__GOAL__. Below are entries. Pull out all lines containing "right".

__SOURCE MATERIAL__.

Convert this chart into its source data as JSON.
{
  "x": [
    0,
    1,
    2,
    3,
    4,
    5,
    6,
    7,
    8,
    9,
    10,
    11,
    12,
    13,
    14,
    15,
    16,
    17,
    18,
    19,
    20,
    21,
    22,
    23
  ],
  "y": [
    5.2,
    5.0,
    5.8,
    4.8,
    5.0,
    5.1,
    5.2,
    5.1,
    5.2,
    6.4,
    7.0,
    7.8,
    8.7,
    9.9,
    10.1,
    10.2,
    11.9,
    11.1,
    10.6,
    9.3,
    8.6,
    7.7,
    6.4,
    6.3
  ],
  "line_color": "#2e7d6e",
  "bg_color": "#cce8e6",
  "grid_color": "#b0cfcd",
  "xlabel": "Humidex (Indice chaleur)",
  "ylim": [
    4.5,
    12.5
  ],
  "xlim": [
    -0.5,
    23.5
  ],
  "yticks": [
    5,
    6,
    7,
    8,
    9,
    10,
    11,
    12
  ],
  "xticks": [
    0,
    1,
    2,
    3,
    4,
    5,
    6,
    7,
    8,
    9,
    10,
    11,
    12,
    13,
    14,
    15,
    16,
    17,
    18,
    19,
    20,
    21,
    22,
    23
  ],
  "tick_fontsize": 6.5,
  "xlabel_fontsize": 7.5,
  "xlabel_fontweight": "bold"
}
* * *
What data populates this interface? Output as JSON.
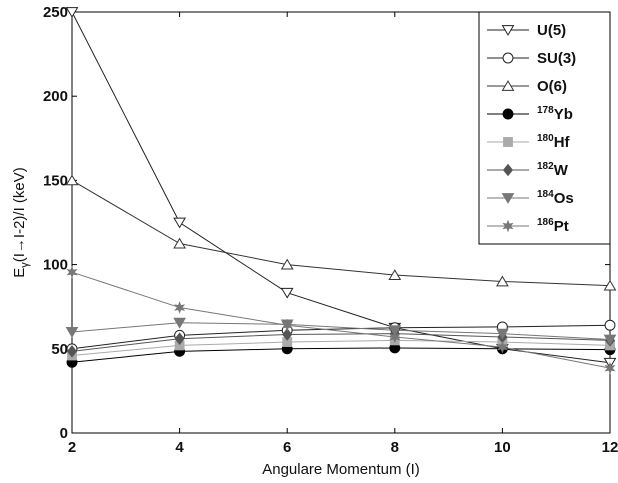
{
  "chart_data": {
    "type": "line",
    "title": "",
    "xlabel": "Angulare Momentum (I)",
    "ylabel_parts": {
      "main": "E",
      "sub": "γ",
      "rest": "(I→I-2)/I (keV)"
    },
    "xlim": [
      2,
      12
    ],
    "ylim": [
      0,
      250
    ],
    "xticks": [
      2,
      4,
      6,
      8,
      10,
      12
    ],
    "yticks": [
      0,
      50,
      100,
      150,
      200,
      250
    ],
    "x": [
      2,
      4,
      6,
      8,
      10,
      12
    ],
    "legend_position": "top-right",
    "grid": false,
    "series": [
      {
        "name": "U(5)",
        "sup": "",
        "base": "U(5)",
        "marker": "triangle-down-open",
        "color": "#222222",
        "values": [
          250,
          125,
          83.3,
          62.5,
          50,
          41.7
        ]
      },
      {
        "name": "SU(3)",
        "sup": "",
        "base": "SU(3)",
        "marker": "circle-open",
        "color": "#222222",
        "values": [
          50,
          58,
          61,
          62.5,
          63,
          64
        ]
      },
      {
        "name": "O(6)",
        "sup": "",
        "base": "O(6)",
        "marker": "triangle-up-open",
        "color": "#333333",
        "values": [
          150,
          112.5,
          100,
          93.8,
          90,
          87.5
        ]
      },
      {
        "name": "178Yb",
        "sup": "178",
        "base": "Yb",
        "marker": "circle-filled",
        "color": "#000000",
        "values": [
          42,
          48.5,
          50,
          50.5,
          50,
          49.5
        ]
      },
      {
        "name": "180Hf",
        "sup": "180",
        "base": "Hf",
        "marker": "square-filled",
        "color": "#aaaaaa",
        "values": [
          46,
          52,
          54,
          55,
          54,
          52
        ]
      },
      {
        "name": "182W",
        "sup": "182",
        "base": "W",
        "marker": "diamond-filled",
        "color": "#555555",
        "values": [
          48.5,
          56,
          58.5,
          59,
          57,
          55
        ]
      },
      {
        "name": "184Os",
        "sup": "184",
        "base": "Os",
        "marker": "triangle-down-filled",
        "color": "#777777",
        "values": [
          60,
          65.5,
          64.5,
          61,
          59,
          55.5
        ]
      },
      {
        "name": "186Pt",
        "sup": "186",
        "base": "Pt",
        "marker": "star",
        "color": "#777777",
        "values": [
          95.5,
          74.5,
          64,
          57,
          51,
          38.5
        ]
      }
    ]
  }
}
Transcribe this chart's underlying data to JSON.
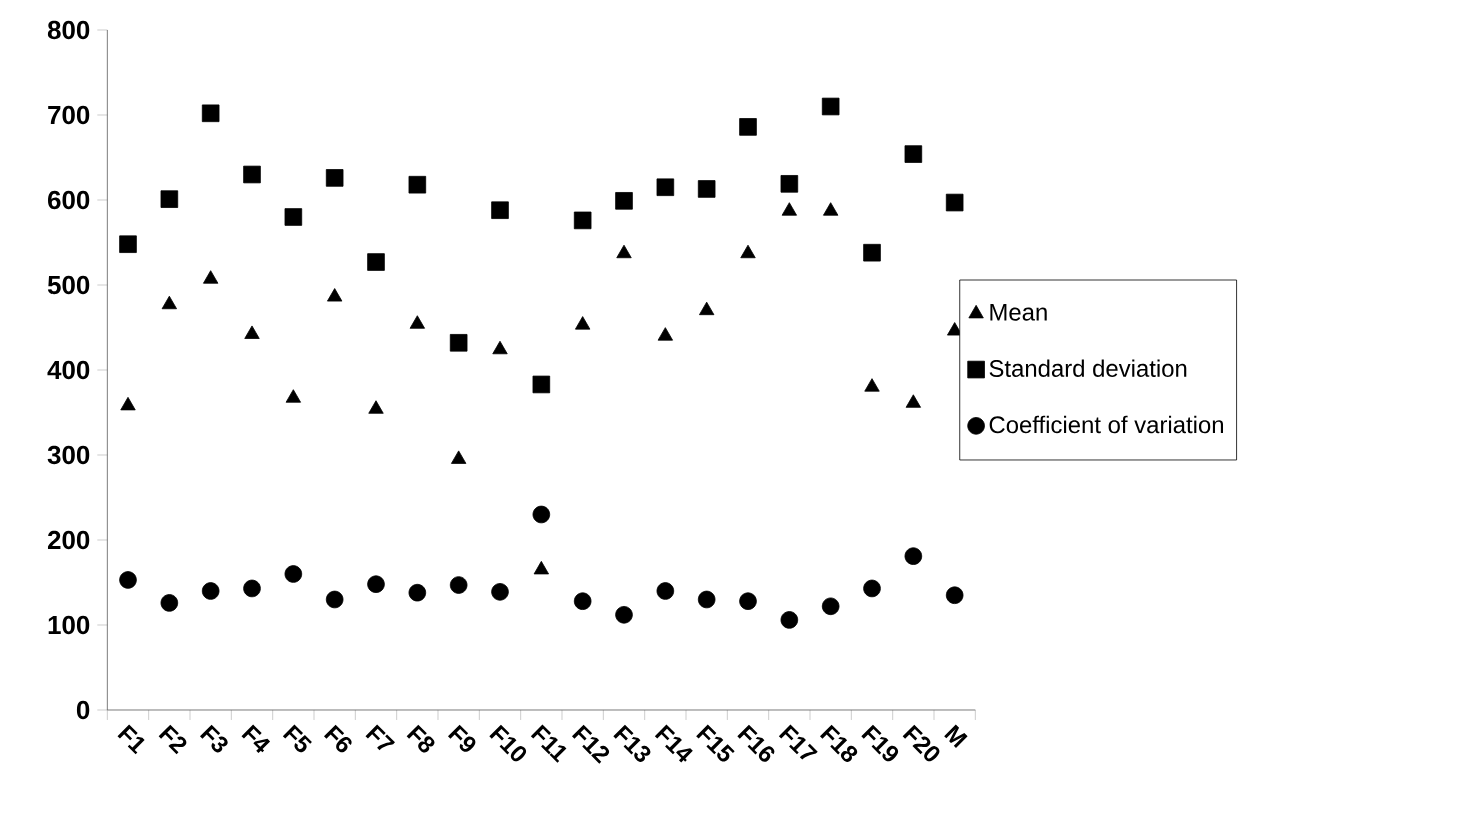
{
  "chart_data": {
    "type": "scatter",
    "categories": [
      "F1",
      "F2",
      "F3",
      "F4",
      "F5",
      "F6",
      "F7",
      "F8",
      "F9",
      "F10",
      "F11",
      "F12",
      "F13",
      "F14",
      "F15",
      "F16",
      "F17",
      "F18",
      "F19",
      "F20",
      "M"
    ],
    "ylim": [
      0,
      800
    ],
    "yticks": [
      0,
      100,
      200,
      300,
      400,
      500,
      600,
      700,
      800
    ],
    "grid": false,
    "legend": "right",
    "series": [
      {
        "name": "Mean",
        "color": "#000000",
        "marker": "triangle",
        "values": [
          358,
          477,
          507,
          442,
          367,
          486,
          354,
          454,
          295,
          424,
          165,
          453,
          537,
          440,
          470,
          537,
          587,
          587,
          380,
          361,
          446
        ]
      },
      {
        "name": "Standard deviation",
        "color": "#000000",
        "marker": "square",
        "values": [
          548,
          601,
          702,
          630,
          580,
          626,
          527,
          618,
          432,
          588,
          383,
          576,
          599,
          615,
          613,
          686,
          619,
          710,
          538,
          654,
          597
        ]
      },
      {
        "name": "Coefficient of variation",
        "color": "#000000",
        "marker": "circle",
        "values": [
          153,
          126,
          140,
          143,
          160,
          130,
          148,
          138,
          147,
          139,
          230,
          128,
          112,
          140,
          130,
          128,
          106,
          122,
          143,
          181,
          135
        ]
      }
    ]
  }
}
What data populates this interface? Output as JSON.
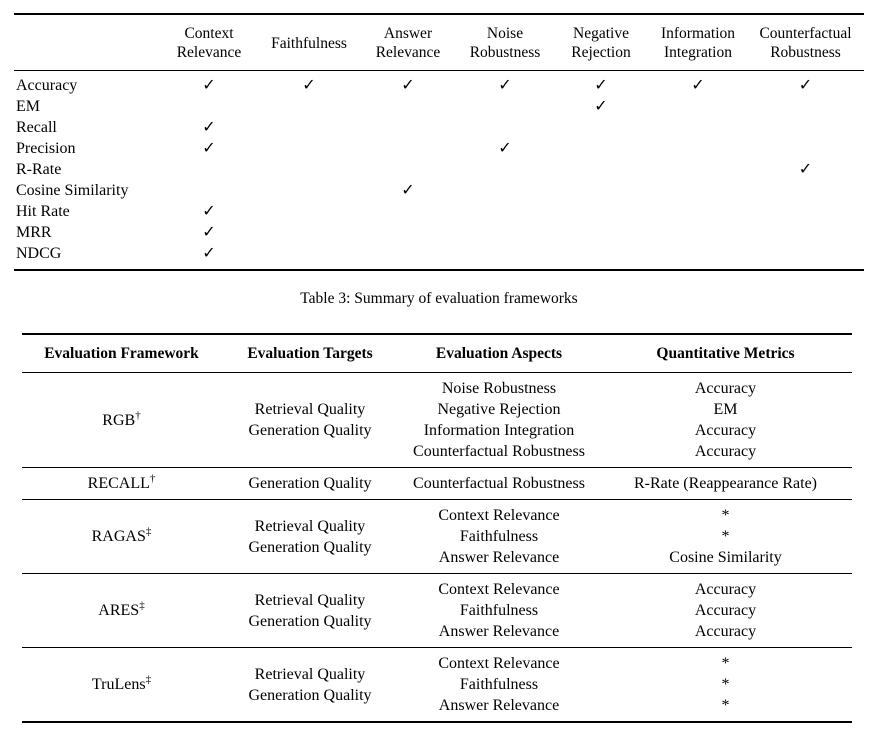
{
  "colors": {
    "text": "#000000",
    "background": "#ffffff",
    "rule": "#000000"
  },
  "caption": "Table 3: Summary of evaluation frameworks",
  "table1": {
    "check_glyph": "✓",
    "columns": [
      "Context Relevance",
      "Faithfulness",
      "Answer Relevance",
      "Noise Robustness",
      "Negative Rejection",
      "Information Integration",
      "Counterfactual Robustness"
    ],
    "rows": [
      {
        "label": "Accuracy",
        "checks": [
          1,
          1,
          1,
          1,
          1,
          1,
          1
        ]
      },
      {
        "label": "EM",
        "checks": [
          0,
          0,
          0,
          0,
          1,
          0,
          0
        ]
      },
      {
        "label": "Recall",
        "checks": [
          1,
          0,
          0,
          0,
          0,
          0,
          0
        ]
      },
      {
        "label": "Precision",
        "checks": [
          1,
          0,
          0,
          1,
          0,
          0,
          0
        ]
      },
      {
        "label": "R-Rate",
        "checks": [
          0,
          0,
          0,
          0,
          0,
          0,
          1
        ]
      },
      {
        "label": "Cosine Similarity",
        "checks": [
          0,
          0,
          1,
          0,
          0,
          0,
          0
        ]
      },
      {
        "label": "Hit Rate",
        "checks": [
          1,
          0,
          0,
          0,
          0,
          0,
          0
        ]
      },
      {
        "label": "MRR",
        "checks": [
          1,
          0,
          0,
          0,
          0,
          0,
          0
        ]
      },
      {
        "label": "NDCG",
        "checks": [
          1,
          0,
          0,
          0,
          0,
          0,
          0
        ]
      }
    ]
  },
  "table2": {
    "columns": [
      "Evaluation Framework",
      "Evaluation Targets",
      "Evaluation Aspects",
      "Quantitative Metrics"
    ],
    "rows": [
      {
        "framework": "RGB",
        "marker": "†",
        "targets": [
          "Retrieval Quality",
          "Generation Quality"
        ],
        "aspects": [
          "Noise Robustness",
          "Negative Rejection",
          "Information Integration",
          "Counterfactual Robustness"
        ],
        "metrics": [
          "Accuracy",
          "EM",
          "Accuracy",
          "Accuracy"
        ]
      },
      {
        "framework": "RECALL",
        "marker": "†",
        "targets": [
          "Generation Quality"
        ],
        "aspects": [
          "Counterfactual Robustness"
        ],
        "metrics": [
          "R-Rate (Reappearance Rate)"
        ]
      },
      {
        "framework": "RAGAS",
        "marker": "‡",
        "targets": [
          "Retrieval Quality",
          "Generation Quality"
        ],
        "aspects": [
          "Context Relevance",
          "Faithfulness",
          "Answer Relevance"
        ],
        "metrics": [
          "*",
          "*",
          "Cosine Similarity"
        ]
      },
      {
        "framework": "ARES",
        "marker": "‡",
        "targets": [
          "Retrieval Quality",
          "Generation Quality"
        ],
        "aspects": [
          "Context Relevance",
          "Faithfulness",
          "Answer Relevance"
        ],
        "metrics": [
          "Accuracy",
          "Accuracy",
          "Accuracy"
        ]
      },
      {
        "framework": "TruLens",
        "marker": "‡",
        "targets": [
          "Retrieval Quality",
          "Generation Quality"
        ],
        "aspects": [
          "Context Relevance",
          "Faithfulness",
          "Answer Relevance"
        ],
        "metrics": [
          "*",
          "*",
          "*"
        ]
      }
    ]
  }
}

__TASK RESULT__.
    "legend_position": "top-right",
    "legend": "right",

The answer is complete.